(WHAT YOU HAVE TO DO):
Spot each line in the records below where the word "будет" occurs, then copy it.

------------------------------

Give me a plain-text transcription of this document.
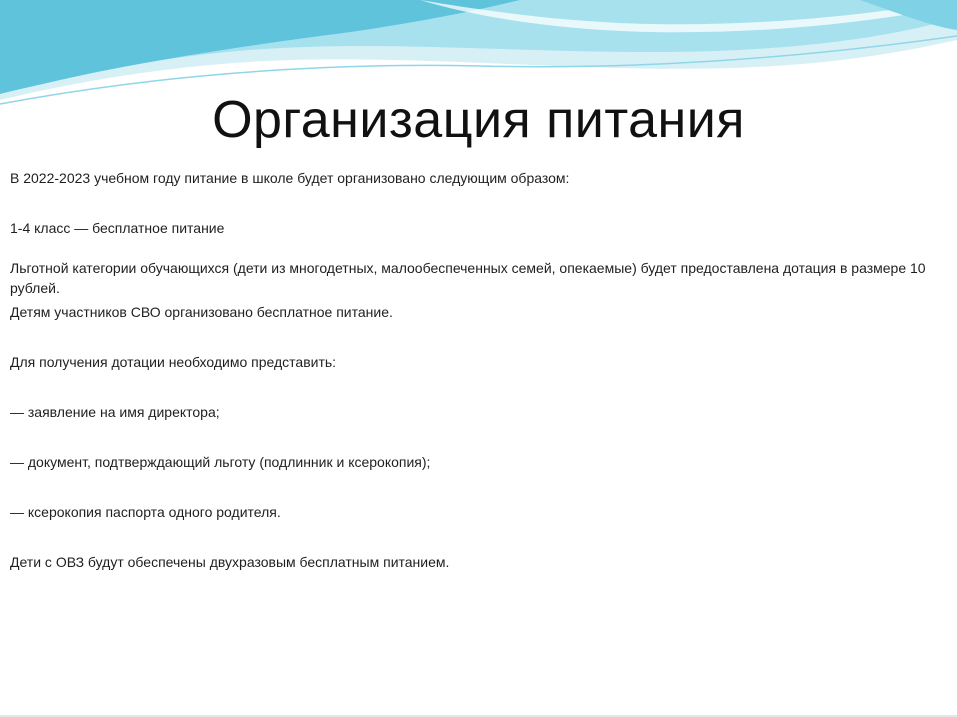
Организация питания

В 2022-2023 учебном году питание в школе будет организовано следующим образом:

1-4 класс — бесплатное питание

Льготной категории обучающихся (дети из многодетных, малообеспеченных семей, опекаемые) будет предоставлена дотация в размере 10 рублей.

Детям участников СВО организовано бесплатное питание.

Для получения дотации необходимо представить:

— заявление на имя директора;

— документ, подтверждающий льготу (подлинник и ксерокопия);

— ксерокопия паспорта одного родителя.

Дети с ОВЗ будут обеспечены двухразовым бесплатным питанием.
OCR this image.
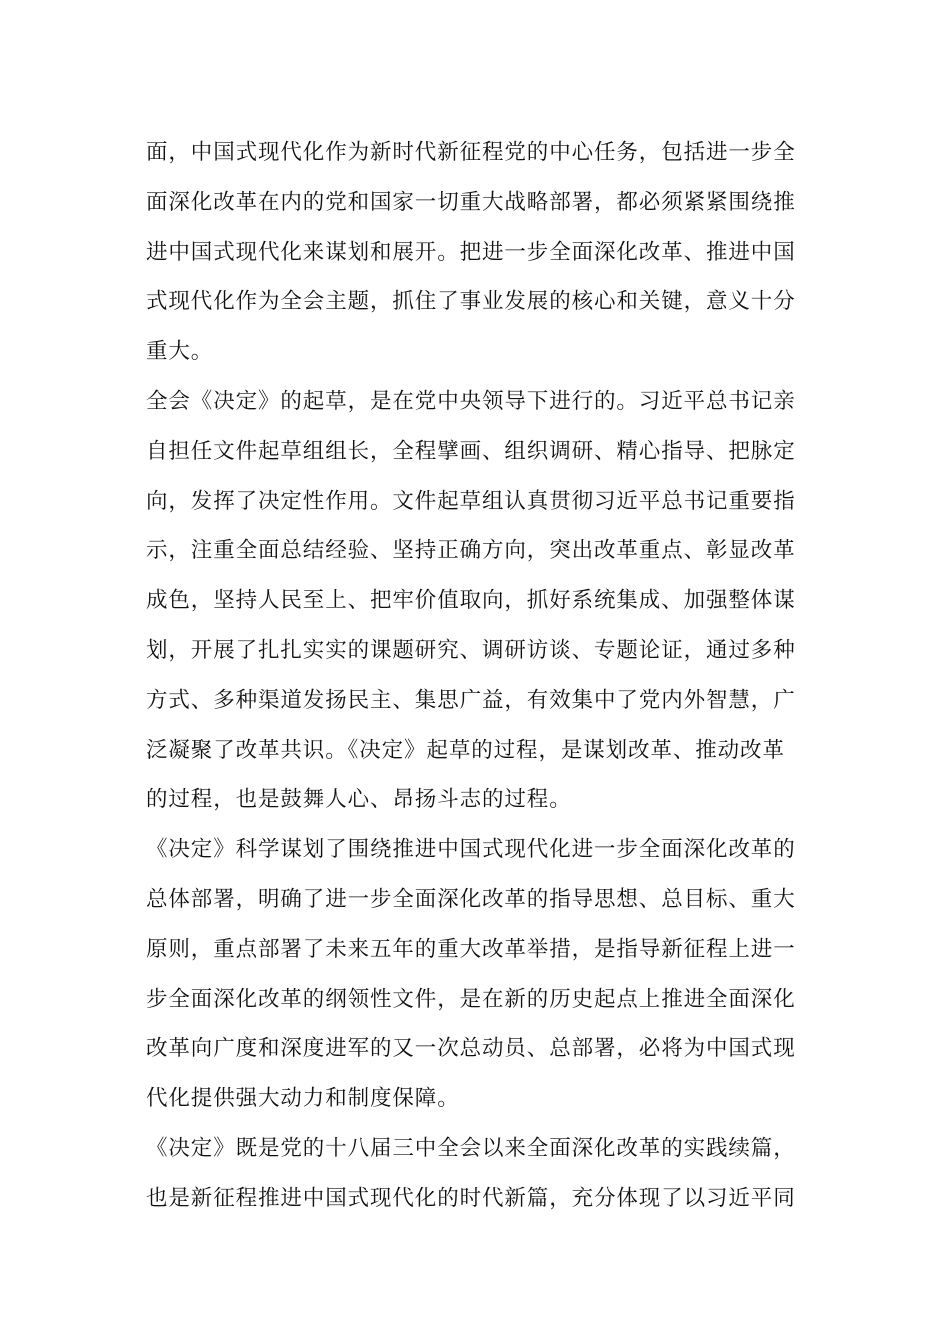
面，中国式现代化作为新时代新征程党的中心任务，包括进一步全
面深化改革在内的党和国家一切重大战略部署，都必须紧紧围绕推
进中国式现代化来谋划和展开。把进一步全面深化改革、推进中国
式现代化作为全会主题，抓住了事业发展的核心和关键，意义十分
重大。

全会《决定》的起草，是在党中央领导下进行的。习近平总书记亲
自担任文件起草组组长，全程擘画、组织调研、精心指导、把脉定
向，发挥了决定性作用。文件起草组认真贯彻习近平总书记重要指
示，注重全面总结经验、坚持正确方向，突出改革重点、彰显改革
成色，坚持人民至上、把牢价值取向，抓好系统集成、加强整体谋
划，开展了扎扎实实的课题研究、调研访谈、专题论证，通过多种
方式、多种渠道发扬民主、集思广益，有效集中了党内外智慧，广
泛凝聚了改革共识。《决定》起草的过程，是谋划改革、推动改革
的过程，也是鼓舞人心、昂扬斗志的过程。

《决定》科学谋划了围绕推进中国式现代化进一步全面深化改革的
总体部署，明确了进一步全面深化改革的指导思想、总目标、重大
原则，重点部署了未来五年的重大改革举措，是指导新征程上进一
步全面深化改革的纲领性文件，是在新的历史起点上推进全面深化
改革向广度和深度进军的又一次总动员、总部署，必将为中国式现
代化提供强大动力和制度保障。

《决定》既是党的十八届三中全会以来全面深化改革的实践续篇，
也是新征程推进中国式现代化的时代新篇，充分体现了以习近平同
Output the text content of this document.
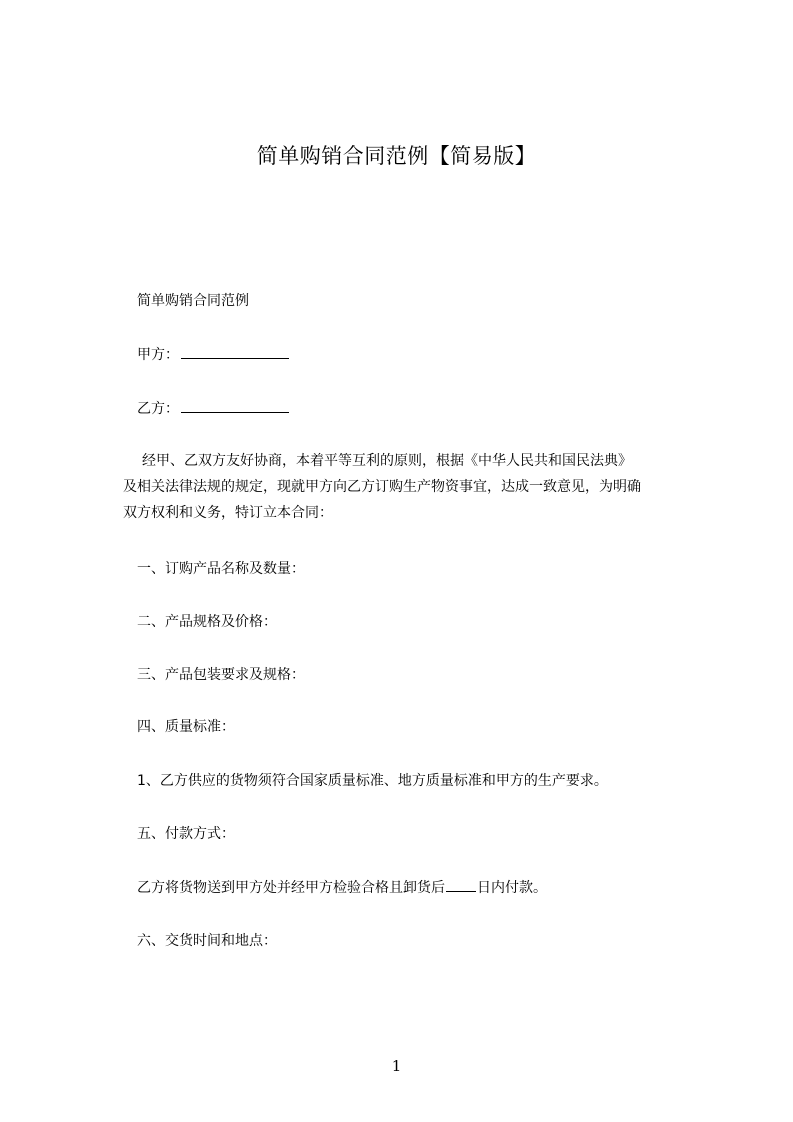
简单购销合同范例【简易版】
简单购销合同范例
甲方：
乙方：
经甲、乙双方友好协商，本着平等互利的原则，根据《中华人民共和国民法典》
及相关法律法规的规定，现就甲方向乙方订购生产物资事宜，达成一致意见，为明确
双方权利和义务，特订立本合同：
一、订购产品名称及数量：
二、产品规格及价格：
三、产品包装要求及规格：
四、质量标准：
1、乙方供应的货物须符合国家质量标准、地方质量标准和甲方的生产要求。
五、付款方式：
乙方将货物送到甲方处并经甲方检验合格且卸货后 日内付款。
六、交货时间和地点：
1
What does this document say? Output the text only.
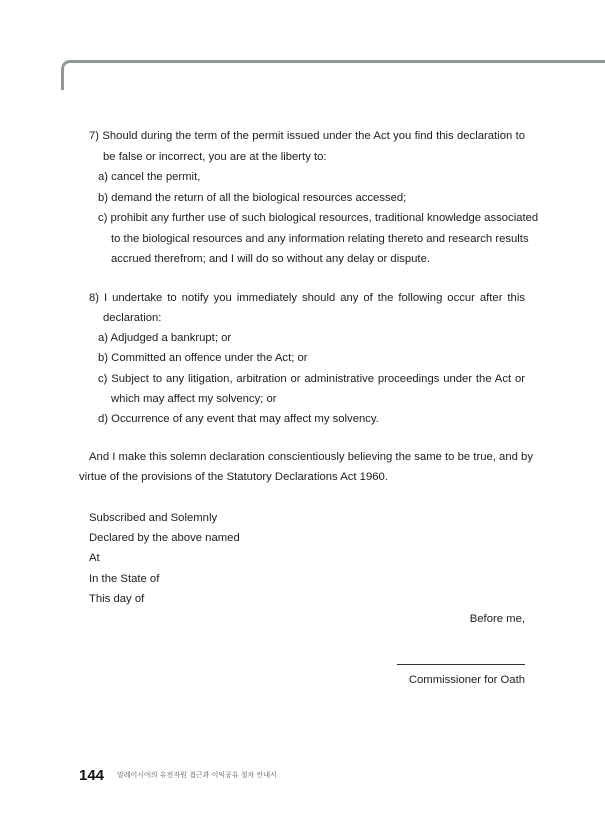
7) Should during the term of the permit issued under the Act you find this declaration to
be false or incorrect, you are at the liberty to:
a) cancel the permit,
b) demand the return of all the biological resources accessed;
c) prohibit any further use of such biological resources, traditional knowledge associated
to the biological resources and any information relating thereto and research results
accrued therefrom; and I will do so without any delay or dispute.
8) I undertake to notify you immediately should any of the following occur after this
declaration:
a) Adjudged a bankrupt; or
b) Committed an offence under the Act; or
c) Subject to any litigation, arbitration or administrative proceedings under the Act or
which may affect my solvency; or
d) Occurrence of any event that may affect my solvency.
And I make this solemn declaration conscientiously believing the same to be true, and by
virtue of the provisions of the Statutory Declarations Act 1960.
Subscribed and Solemnly
Declared by the above named
At
In the State of
This day of
Before me,
Commissioner for Oath
144 말레이시아의 유전자원 접근과 이익공유 절차 안내서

------------------------------

(SOLUTION TO THIS PROBLEM):
В 2022-2023 учебном году питание в школе будет организовано следующим образом:
Льготной категории обучающихся (дети из многодетных, малообеспеченных семей, опекаемые) будет предоставлена дотация в размере 10 рублей.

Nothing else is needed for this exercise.